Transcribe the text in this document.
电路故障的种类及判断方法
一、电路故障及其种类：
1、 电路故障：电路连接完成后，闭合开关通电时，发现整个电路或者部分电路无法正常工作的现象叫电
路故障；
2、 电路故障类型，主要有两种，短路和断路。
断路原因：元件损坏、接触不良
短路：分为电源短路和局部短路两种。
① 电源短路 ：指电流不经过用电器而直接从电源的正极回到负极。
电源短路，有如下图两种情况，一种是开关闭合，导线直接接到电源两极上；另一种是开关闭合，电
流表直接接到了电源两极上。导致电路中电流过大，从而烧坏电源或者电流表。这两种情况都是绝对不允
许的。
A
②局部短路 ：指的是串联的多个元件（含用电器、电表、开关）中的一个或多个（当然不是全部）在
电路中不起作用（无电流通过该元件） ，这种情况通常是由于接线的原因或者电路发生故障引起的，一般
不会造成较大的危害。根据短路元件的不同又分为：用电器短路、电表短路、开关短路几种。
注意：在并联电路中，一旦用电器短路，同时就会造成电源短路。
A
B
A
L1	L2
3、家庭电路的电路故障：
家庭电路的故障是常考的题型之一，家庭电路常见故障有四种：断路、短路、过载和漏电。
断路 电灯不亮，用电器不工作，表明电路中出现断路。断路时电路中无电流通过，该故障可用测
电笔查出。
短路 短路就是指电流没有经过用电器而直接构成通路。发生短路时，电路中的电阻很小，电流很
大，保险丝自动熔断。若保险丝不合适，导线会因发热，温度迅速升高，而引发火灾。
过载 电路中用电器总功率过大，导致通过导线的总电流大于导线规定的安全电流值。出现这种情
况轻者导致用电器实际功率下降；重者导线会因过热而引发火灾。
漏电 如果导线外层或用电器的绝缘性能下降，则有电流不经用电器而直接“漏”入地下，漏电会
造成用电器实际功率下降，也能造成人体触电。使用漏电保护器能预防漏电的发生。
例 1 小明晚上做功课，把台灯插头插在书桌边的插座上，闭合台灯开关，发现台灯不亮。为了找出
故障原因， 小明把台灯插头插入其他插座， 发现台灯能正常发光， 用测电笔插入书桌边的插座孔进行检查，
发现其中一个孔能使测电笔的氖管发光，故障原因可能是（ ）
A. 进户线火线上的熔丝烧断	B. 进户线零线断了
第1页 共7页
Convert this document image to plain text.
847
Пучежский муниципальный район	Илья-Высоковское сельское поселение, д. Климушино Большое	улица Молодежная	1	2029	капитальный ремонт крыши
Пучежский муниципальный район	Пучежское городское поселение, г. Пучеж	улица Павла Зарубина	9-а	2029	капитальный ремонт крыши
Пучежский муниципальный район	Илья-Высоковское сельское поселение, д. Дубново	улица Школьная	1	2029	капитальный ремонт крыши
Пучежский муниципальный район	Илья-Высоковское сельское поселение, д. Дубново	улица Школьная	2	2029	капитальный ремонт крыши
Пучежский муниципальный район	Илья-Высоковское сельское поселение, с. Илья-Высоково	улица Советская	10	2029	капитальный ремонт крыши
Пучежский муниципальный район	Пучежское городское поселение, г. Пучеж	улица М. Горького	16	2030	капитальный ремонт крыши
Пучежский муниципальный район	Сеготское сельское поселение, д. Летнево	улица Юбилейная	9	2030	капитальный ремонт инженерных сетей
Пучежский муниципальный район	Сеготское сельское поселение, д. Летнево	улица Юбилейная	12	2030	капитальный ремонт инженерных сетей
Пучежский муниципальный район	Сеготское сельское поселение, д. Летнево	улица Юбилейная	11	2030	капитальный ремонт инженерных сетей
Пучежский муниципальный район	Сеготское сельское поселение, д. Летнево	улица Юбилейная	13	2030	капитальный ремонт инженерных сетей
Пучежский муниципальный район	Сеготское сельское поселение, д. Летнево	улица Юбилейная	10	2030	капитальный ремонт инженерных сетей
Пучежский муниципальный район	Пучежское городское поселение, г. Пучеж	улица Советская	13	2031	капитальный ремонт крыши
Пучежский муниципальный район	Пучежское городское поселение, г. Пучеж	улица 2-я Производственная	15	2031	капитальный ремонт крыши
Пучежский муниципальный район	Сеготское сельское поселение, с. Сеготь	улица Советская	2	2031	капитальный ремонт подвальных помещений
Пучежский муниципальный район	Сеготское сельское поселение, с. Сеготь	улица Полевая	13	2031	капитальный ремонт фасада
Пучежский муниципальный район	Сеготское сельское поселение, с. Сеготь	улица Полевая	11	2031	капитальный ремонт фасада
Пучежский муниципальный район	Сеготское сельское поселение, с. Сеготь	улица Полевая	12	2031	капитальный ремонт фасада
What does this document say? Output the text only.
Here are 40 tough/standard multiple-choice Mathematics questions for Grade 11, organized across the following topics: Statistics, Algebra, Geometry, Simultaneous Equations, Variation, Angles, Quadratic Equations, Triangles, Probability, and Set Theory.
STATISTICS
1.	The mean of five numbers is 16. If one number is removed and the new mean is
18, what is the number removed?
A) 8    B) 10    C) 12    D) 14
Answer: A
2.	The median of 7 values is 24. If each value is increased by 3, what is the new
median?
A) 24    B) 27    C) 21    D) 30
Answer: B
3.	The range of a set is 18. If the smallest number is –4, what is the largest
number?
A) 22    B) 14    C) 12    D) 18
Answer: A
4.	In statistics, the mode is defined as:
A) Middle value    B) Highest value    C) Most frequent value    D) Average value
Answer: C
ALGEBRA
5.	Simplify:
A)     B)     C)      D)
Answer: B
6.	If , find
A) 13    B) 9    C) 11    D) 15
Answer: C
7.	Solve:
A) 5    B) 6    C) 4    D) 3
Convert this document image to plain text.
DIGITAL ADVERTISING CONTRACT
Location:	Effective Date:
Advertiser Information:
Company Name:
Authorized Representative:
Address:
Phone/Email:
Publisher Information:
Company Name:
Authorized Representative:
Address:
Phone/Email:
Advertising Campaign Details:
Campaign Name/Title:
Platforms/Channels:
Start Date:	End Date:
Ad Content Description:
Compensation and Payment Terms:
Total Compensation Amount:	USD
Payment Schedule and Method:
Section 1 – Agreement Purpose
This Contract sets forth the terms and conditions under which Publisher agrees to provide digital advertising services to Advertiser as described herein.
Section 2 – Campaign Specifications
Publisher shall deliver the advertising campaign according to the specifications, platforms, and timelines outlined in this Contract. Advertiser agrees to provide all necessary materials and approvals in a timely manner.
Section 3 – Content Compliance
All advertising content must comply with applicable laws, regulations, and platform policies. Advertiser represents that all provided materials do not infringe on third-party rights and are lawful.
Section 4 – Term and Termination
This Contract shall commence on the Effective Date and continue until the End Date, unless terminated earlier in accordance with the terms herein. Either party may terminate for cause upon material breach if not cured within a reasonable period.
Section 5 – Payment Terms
-----
DIRECTIONS FOR THIS TASK » Look for "Дубново" and pull out every line that has it.

EXERCISE SOLUTION »
Пучежский муниципальный район	Илья-Высоковское сельское поселение, д. Дубново	улица Школьная	1	2029	капитальный ремонт крыши
Пучежский муниципальный район	Илья-Высоковское сельское поселение, д. Дубново	улица Школьная	2	2029	капитальный ремонт крыши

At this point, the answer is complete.